Take every line from the listing below that contains "Dashboard".

# Start of INFORMATION SUPPLIED

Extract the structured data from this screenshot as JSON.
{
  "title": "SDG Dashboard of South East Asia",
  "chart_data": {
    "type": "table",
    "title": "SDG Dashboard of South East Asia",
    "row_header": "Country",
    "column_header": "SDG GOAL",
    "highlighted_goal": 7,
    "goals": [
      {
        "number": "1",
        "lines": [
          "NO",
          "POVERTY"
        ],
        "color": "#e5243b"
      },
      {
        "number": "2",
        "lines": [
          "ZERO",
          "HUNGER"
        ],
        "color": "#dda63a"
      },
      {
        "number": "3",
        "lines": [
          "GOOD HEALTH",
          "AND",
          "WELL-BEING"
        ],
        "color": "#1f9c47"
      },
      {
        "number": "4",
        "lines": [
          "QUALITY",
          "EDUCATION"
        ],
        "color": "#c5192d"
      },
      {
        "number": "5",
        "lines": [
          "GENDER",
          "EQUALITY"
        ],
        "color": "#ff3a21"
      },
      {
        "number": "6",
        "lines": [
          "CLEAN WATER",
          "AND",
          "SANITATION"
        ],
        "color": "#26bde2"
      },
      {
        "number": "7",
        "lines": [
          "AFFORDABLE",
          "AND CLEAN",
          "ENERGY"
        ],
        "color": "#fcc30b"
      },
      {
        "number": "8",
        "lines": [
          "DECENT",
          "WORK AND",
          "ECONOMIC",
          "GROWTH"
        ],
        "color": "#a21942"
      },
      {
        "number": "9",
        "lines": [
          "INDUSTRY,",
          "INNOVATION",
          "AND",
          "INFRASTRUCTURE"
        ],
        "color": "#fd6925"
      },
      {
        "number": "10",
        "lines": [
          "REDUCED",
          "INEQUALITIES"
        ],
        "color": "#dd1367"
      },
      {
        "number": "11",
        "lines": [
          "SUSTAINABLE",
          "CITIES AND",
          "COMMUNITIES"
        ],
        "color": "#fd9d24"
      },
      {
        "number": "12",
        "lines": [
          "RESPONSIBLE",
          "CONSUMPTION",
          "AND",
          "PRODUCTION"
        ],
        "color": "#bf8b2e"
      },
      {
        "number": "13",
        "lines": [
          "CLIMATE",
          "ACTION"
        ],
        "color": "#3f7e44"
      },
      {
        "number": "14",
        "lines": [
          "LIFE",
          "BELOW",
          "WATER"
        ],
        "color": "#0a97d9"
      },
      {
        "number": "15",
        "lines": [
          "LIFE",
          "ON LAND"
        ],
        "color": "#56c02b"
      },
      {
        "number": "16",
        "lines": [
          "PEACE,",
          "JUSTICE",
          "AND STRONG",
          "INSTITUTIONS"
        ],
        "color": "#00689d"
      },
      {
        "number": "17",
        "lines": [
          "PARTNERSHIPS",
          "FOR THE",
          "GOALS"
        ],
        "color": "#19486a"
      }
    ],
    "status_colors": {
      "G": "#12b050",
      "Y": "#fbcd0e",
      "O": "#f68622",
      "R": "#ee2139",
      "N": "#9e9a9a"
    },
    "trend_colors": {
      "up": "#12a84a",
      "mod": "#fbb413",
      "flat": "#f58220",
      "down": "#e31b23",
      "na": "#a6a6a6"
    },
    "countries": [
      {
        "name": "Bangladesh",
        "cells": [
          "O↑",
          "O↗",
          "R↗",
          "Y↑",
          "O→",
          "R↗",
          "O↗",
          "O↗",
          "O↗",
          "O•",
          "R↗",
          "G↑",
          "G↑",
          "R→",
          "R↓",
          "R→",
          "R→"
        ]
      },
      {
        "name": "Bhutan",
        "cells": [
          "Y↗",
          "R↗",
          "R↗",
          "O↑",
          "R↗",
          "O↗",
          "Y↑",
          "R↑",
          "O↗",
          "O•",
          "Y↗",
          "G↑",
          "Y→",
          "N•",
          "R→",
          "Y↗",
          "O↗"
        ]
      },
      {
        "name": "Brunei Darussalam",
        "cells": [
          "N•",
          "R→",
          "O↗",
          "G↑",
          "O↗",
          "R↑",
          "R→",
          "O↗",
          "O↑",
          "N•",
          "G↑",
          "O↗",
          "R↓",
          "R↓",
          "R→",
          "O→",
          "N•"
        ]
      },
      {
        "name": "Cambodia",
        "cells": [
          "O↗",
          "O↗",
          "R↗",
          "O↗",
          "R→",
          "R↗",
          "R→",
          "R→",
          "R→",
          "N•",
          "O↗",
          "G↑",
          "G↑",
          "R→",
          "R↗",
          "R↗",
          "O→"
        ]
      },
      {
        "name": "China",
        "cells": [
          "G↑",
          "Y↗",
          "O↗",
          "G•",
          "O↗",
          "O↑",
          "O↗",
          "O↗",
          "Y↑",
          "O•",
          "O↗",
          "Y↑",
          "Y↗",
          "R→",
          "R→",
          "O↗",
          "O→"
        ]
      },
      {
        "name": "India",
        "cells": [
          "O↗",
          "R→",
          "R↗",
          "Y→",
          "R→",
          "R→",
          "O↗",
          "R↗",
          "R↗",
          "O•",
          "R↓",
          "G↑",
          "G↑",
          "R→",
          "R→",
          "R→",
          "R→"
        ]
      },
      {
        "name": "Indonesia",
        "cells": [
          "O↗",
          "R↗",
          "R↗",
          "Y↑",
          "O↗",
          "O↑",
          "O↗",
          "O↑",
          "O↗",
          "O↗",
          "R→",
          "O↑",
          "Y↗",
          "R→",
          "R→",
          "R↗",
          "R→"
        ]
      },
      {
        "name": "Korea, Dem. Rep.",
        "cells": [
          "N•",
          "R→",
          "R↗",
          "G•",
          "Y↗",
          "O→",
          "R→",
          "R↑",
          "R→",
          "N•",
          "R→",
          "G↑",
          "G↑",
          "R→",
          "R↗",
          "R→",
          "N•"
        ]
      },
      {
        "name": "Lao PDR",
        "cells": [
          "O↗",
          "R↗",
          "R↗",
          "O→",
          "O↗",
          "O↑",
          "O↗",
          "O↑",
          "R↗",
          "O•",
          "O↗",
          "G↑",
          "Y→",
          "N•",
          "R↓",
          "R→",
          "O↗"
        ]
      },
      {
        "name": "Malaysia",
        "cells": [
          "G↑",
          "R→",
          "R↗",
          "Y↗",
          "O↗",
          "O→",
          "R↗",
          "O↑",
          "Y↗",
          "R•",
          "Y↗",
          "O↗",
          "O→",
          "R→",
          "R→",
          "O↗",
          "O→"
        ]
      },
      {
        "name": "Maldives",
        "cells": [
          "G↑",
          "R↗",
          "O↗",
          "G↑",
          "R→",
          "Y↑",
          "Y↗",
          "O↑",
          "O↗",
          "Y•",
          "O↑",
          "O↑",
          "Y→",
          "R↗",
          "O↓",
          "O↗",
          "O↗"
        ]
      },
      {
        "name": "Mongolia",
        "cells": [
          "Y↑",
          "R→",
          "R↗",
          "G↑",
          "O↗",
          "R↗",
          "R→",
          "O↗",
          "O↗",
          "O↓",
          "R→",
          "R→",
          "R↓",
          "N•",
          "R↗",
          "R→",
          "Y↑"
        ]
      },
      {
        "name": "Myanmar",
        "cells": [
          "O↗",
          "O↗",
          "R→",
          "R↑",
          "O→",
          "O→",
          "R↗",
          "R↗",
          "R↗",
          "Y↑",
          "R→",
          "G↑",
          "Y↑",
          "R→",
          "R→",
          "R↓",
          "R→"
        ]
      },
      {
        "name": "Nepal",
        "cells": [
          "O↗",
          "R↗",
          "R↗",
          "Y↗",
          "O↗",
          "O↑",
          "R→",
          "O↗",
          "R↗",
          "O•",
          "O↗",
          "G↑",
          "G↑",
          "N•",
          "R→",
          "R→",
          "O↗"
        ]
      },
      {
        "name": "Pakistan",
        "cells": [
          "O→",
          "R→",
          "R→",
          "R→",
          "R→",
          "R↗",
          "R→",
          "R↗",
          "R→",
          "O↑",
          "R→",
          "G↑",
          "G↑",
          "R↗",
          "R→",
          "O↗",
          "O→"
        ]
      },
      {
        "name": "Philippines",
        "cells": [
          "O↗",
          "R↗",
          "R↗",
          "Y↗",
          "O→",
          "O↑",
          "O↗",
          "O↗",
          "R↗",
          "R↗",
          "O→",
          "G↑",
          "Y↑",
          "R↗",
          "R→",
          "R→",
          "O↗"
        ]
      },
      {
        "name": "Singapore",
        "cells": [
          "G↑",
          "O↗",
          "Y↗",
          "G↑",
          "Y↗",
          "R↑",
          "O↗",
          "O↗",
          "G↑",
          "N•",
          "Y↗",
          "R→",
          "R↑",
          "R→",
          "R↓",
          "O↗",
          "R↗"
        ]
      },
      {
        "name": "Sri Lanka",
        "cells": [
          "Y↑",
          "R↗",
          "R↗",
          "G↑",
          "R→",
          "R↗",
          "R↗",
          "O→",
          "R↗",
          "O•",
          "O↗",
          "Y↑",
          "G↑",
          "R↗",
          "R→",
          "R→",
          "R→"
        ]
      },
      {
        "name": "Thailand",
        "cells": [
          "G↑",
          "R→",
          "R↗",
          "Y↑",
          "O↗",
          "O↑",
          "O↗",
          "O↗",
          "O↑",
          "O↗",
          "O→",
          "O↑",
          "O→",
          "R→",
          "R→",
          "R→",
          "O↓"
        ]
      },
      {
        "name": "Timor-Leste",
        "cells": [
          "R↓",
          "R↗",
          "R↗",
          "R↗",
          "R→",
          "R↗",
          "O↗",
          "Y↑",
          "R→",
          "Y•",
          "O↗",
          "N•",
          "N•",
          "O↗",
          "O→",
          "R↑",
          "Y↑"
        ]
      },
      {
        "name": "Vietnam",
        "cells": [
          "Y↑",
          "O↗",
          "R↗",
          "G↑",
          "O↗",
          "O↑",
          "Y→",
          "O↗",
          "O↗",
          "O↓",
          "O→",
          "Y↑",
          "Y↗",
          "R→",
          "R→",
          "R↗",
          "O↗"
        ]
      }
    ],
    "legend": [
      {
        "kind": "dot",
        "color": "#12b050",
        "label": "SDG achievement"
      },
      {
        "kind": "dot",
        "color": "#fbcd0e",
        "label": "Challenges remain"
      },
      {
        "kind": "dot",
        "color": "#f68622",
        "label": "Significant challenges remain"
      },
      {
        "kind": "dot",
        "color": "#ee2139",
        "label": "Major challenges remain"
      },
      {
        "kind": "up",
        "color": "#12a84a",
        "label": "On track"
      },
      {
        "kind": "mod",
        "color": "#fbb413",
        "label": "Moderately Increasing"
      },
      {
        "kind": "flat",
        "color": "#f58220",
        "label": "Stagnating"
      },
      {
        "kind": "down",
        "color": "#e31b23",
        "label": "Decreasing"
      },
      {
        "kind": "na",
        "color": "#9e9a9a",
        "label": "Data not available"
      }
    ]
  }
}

# End of INFORMATION SUPPLIED

[TASK OUTPUT]
  "title": "SDG Dashboard of South East Asia",
    "title": "SDG Dashboard of South East Asia",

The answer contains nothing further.